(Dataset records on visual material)

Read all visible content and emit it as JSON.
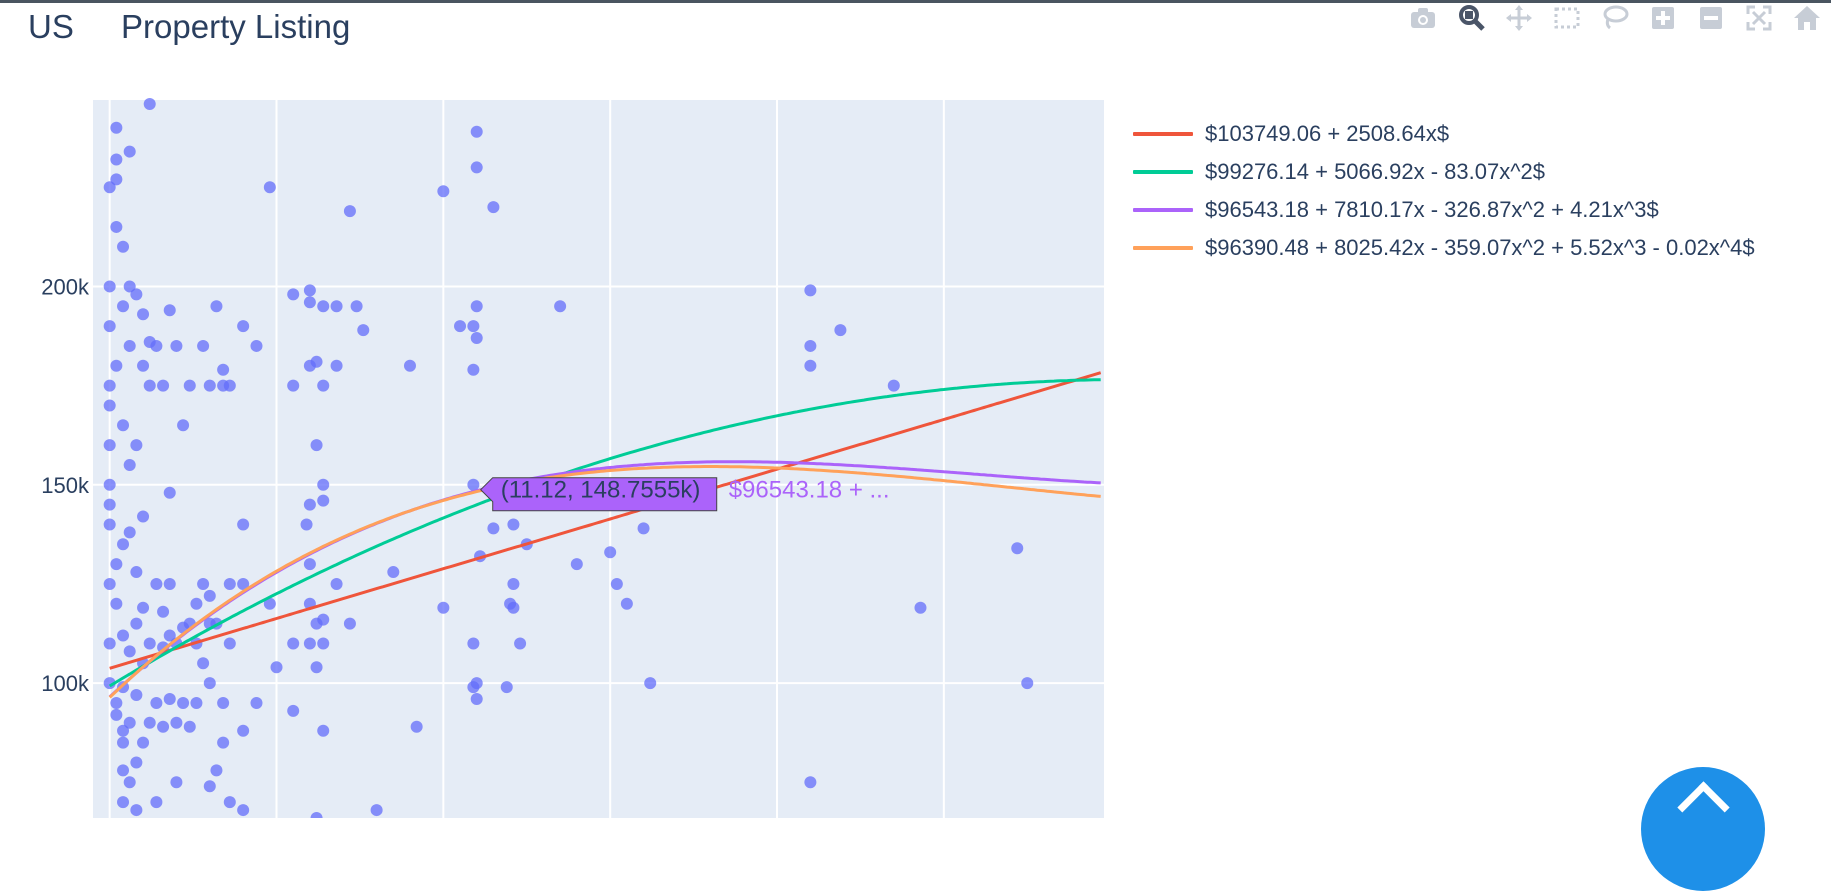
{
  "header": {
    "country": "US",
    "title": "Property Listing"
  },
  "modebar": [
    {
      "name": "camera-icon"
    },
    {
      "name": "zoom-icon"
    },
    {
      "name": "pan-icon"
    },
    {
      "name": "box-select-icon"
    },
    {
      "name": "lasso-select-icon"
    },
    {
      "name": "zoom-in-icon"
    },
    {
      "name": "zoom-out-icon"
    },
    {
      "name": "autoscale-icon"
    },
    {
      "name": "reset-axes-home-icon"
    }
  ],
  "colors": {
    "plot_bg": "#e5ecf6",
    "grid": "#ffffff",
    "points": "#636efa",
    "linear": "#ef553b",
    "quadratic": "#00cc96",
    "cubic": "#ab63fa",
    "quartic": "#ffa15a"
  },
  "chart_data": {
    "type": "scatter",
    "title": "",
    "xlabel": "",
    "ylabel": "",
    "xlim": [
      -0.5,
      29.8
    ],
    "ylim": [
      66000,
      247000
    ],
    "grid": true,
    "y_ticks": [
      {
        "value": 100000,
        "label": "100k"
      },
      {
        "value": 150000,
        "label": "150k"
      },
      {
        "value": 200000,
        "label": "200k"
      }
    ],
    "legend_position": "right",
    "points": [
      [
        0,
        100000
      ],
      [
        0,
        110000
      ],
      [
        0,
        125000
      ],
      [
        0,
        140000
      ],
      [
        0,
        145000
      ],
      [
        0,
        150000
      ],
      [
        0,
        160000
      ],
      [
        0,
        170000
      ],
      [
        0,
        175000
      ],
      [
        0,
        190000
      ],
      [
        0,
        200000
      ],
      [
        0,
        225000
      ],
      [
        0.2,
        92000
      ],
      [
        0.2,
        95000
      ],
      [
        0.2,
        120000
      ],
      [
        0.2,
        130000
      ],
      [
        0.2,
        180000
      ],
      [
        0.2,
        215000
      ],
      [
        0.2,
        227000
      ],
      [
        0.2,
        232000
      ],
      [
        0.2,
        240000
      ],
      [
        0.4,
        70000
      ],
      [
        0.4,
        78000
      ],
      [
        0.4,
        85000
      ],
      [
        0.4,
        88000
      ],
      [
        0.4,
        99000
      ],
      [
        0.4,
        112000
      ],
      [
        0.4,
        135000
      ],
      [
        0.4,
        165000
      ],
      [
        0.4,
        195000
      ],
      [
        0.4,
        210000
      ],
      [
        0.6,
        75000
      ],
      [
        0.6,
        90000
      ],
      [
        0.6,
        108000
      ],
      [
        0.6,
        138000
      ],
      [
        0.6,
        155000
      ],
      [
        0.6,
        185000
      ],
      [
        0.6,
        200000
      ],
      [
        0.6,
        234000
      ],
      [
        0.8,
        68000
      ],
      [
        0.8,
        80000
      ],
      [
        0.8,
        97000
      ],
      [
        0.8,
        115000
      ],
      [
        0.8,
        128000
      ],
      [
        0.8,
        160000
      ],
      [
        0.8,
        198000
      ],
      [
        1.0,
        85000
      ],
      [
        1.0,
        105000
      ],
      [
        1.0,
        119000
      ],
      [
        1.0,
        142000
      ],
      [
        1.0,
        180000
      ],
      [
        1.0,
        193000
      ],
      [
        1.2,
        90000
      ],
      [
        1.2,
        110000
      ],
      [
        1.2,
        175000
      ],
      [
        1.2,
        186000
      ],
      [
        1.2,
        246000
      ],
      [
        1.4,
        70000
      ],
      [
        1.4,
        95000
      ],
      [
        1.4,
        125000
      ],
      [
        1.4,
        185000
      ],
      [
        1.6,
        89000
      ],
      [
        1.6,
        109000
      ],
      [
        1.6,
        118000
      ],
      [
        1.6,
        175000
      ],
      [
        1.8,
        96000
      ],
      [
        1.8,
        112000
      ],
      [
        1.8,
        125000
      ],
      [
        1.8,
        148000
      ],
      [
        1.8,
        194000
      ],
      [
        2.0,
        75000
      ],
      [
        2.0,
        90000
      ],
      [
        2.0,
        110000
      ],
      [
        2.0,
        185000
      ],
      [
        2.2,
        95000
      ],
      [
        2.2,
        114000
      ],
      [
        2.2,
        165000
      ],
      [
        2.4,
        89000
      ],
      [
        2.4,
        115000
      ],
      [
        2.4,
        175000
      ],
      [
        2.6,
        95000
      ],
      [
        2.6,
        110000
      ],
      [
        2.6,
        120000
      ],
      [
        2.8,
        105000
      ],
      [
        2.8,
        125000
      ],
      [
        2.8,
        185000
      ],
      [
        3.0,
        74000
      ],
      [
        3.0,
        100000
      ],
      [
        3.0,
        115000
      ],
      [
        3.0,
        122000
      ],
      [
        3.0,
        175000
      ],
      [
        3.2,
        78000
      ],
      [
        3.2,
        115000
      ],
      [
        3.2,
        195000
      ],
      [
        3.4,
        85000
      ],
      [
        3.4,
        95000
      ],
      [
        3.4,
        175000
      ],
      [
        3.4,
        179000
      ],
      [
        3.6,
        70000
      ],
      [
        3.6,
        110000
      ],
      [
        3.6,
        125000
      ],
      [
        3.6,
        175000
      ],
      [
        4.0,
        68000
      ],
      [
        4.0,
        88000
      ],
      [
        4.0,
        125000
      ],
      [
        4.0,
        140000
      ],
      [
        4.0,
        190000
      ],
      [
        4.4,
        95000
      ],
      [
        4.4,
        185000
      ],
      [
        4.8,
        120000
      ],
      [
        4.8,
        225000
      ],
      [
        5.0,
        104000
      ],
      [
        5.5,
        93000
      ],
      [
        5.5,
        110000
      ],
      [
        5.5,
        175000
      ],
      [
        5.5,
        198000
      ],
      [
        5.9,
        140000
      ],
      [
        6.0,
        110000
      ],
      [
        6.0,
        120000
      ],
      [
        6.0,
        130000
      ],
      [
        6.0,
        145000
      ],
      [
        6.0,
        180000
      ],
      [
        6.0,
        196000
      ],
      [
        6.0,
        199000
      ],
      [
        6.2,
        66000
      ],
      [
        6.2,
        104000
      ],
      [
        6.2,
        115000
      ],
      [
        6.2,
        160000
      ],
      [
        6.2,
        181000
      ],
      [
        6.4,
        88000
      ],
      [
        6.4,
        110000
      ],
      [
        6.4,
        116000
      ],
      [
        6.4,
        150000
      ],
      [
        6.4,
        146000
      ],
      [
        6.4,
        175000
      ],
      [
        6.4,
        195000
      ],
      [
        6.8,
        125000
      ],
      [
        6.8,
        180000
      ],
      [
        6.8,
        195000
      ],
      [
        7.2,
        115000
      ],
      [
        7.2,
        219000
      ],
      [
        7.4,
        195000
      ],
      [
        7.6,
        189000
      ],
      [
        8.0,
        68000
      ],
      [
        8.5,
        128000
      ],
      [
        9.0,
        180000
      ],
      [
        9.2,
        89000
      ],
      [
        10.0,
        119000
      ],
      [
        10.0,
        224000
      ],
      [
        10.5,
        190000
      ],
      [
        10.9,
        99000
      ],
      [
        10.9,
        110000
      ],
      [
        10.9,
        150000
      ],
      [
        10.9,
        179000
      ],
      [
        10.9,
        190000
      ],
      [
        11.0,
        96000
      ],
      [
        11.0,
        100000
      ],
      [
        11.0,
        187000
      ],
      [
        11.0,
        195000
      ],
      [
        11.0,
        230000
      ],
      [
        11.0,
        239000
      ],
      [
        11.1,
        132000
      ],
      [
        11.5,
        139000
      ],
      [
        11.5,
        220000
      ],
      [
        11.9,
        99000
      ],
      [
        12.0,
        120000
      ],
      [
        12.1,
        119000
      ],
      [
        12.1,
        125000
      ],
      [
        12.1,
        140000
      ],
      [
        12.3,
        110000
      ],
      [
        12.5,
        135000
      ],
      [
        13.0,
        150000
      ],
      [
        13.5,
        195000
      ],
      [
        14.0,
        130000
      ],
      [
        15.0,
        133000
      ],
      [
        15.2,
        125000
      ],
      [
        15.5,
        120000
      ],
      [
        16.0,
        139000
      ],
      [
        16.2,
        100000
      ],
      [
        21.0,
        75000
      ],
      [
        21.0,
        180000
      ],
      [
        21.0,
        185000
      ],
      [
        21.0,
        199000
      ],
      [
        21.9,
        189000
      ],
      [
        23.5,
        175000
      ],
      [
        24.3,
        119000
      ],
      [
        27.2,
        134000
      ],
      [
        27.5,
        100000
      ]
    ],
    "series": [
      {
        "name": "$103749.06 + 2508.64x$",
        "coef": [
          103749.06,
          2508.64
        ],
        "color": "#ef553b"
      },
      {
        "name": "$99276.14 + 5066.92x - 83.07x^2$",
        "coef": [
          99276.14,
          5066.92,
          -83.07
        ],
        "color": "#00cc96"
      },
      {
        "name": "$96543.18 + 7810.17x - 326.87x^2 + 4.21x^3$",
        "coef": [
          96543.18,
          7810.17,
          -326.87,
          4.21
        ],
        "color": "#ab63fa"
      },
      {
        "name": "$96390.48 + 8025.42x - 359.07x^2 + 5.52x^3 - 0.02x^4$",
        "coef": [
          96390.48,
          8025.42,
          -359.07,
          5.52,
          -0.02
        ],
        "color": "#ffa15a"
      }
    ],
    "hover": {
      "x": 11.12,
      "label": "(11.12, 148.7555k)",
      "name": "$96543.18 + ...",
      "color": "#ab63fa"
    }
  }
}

*Set task*
Locate each line containing the string "select" and show it.

*Final result*
      "name": "box-select-icon"
      "name": "lasso-select-icon"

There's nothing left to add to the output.